▶ [EXERCISE MATERIAL]:
-=-=-

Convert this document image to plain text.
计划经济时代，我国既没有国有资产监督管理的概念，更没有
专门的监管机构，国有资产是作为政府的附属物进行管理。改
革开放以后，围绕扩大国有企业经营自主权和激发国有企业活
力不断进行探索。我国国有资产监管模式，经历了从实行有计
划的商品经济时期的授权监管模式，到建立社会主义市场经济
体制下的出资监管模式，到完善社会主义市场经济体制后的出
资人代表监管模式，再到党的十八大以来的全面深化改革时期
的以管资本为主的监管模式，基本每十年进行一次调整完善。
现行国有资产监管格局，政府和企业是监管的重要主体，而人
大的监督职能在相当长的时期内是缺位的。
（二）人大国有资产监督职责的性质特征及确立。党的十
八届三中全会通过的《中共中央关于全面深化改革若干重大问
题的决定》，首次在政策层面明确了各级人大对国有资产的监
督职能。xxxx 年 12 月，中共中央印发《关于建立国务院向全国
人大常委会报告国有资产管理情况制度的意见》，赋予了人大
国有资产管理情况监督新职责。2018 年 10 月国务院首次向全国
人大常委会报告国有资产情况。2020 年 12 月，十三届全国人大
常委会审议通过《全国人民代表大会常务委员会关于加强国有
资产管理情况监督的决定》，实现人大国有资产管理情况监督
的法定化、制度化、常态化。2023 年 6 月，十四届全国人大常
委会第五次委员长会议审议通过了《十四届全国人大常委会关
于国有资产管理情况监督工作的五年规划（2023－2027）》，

-=-=-

▶ [PROBLEM STATEMENT]: The entries above must be returned in full, exactly as shown.

▶ [REPLY TO THE EXERCISE]:
Convert this document image to plain text.
计划经济时代，我国既没有国有资产监督管理的概念，更没有
专门的监管机构，国有资产是作为政府的附属物进行管理。改
革开放以后，围绕扩大国有企业经营自主权和激发国有企业活
力不断进行探索。我国国有资产监管模式，经历了从实行有计
划的商品经济时期的授权监管模式，到建立社会主义市场经济
体制下的出资监管模式，到完善社会主义市场经济体制后的出
资人代表监管模式，再到党的十八大以来的全面深化改革时期
的以管资本为主的监管模式，基本每十年进行一次调整完善。
现行国有资产监管格局，政府和企业是监管的重要主体，而人
大的监督职能在相当长的时期内是缺位的。
（二）人大国有资产监督职责的性质特征及确立。党的十
八届三中全会通过的《中共中央关于全面深化改革若干重大问
题的决定》，首次在政策层面明确了各级人大对国有资产的监
督职能。xxxx 年 12 月，中共中央印发《关于建立国务院向全国
人大常委会报告国有资产管理情况制度的意见》，赋予了人大
国有资产管理情况监督新职责。2018 年 10 月国务院首次向全国
人大常委会报告国有资产情况。2020 年 12 月，十三届全国人大
常委会审议通过《全国人民代表大会常务委员会关于加强国有
资产管理情况监督的决定》，实现人大国有资产管理情况监督
的法定化、制度化、常态化。2023 年 6 月，十四届全国人大常
委会第五次委员长会议审议通过了《十四届全国人大常委会关
于国有资产管理情况监督工作的五年规划（2023－2027）》，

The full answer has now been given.